» **What the task asks**:
In the copy, include every entry exactly but none of the images.

**** Data ****

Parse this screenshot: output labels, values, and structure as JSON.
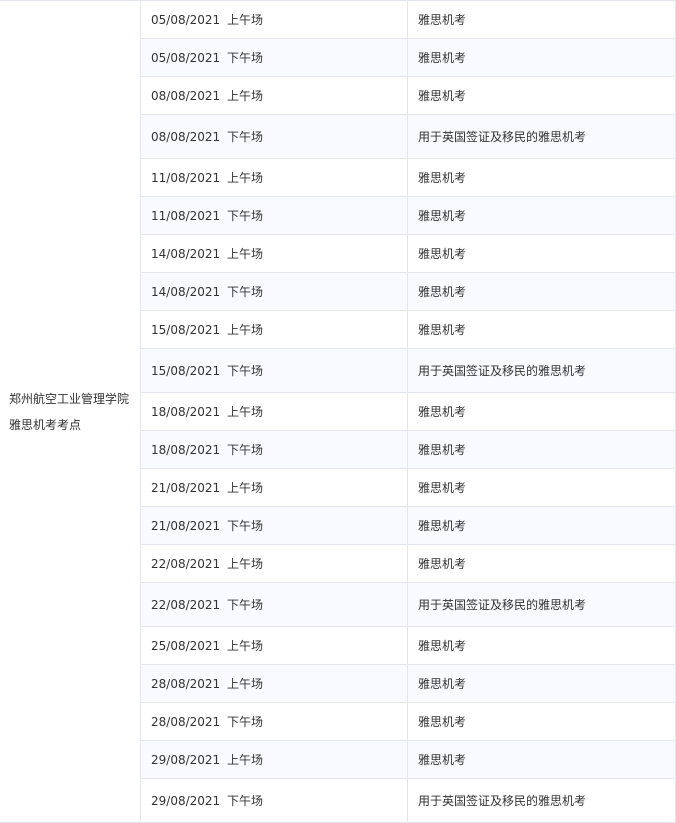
{
  "venue": "郑州航空工业管理学院雅思机考考点",
  "rows": [
    {
      "date": "05/08/2021",
      "session": "上午场",
      "test_type": "雅思机考"
    },
    {
      "date": "05/08/2021",
      "session": "下午场",
      "test_type": "雅思机考"
    },
    {
      "date": "08/08/2021",
      "session": "上午场",
      "test_type": "雅思机考"
    },
    {
      "date": "08/08/2021",
      "session": "下午场",
      "test_type": "用于英国签证及移民的雅思机考"
    },
    {
      "date": "11/08/2021",
      "session": "上午场",
      "test_type": "雅思机考"
    },
    {
      "date": "11/08/2021",
      "session": "下午场",
      "test_type": "雅思机考"
    },
    {
      "date": "14/08/2021",
      "session": "上午场",
      "test_type": "雅思机考"
    },
    {
      "date": "14/08/2021",
      "session": "下午场",
      "test_type": "雅思机考"
    },
    {
      "date": "15/08/2021",
      "session": "上午场",
      "test_type": "雅思机考"
    },
    {
      "date": "15/08/2021",
      "session": "下午场",
      "test_type": "用于英国签证及移民的雅思机考"
    },
    {
      "date": "18/08/2021",
      "session": "上午场",
      "test_type": "雅思机考"
    },
    {
      "date": "18/08/2021",
      "session": "下午场",
      "test_type": "雅思机考"
    },
    {
      "date": "21/08/2021",
      "session": "上午场",
      "test_type": "雅思机考"
    },
    {
      "date": "21/08/2021",
      "session": "下午场",
      "test_type": "雅思机考"
    },
    {
      "date": "22/08/2021",
      "session": "上午场",
      "test_type": "雅思机考"
    },
    {
      "date": "22/08/2021",
      "session": "下午场",
      "test_type": "用于英国签证及移民的雅思机考"
    },
    {
      "date": "25/08/2021",
      "session": "上午场",
      "test_type": "雅思机考"
    },
    {
      "date": "28/08/2021",
      "session": "上午场",
      "test_type": "雅思机考"
    },
    {
      "date": "28/08/2021",
      "session": "下午场",
      "test_type": "雅思机考"
    },
    {
      "date": "29/08/2021",
      "session": "上午场",
      "test_type": "雅思机考"
    },
    {
      "date": "29/08/2021",
      "session": "下午场",
      "test_type": "用于英国签证及移民的雅思机考"
    }
  ]
}
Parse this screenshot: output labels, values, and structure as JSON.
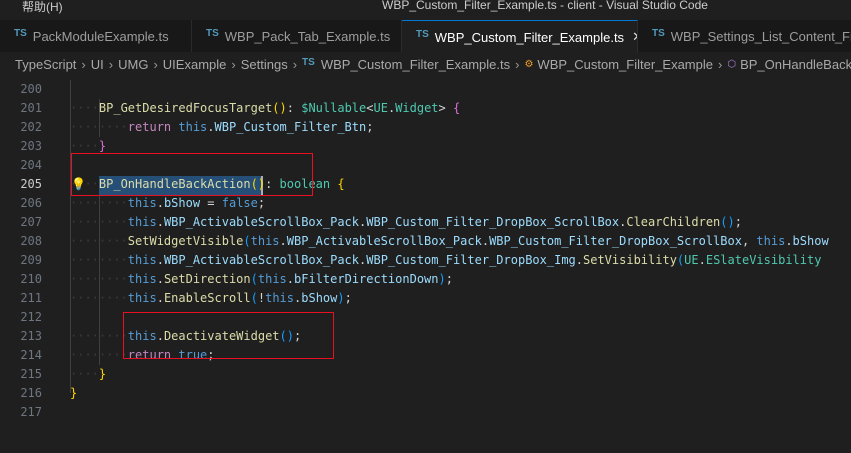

****

» **Full response**:
Parse this screenshot: output labels, values, and structure as JSON.
{
  "venue": "郑州航空工业管理学院雅思机考考点",
  "rows": [
    {
      "date": "05/08/2021",
      "session": "上午场",
      "test_type": "雅思机考"
    },
    {
      "date": "05/08/2021",
      "session": "下午场",
      "test_type": "雅思机考"
    },
    {
      "date": "08/08/2021",
      "session": "上午场",
      "test_type": "雅思机考"
    },
    {
      "date": "08/08/2021",
      "session": "下午场",
      "test_type": "用于英国签证及移民的雅思机考"
    },
    {
      "date": "11/08/2021",
      "session": "上午场",
      "test_type": "雅思机考"
    },
    {
      "date": "11/08/2021",
      "session": "下午场",
      "test_type": "雅思机考"
    },
    {
      "date": "14/08/2021",
      "session": "上午场",
      "test_type": "雅思机考"
    },
    {
      "date": "14/08/2021",
      "session": "下午场",
      "test_type": "雅思机考"
    },
    {
      "date": "15/08/2021",
      "session": "上午场",
      "test_type": "雅思机考"
    },
    {
      "date": "15/08/2021",
      "session": "下午场",
      "test_type": "用于英国签证及移民的雅思机考"
    },
    {
      "date": "18/08/2021",
      "session": "上午场",
      "test_type": "雅思机考"
    },
    {
      "date": "18/08/2021",
      "session": "下午场",
      "test_type": "雅思机考"
    },
    {
      "date": "21/08/2021",
      "session": "上午场",
      "test_type": "雅思机考"
    },
    {
      "date": "21/08/2021",
      "session": "下午场",
      "test_type": "雅思机考"
    },
    {
      "date": "22/08/2021",
      "session": "上午场",
      "test_type": "雅思机考"
    },
    {
      "date": "22/08/2021",
      "session": "下午场",
      "test_type": "用于英国签证及移民的雅思机考"
    },
    {
      "date": "25/08/2021",
      "session": "上午场",
      "test_type": "雅思机考"
    },
    {
      "date": "28/08/2021",
      "session": "上午场",
      "test_type": "雅思机考"
    },
    {
      "date": "28/08/2021",
      "session": "下午场",
      "test_type": "雅思机考"
    },
    {
      "date": "29/08/2021",
      "session": "上午场",
      "test_type": "雅思机考"
    },
    {
      "date": "29/08/2021",
      "session": "下午场",
      "test_type": "用于英国签证及移民的雅思机考"
    }
  ]
}
Parse this screenshot: output labels, values, and structure as JSON.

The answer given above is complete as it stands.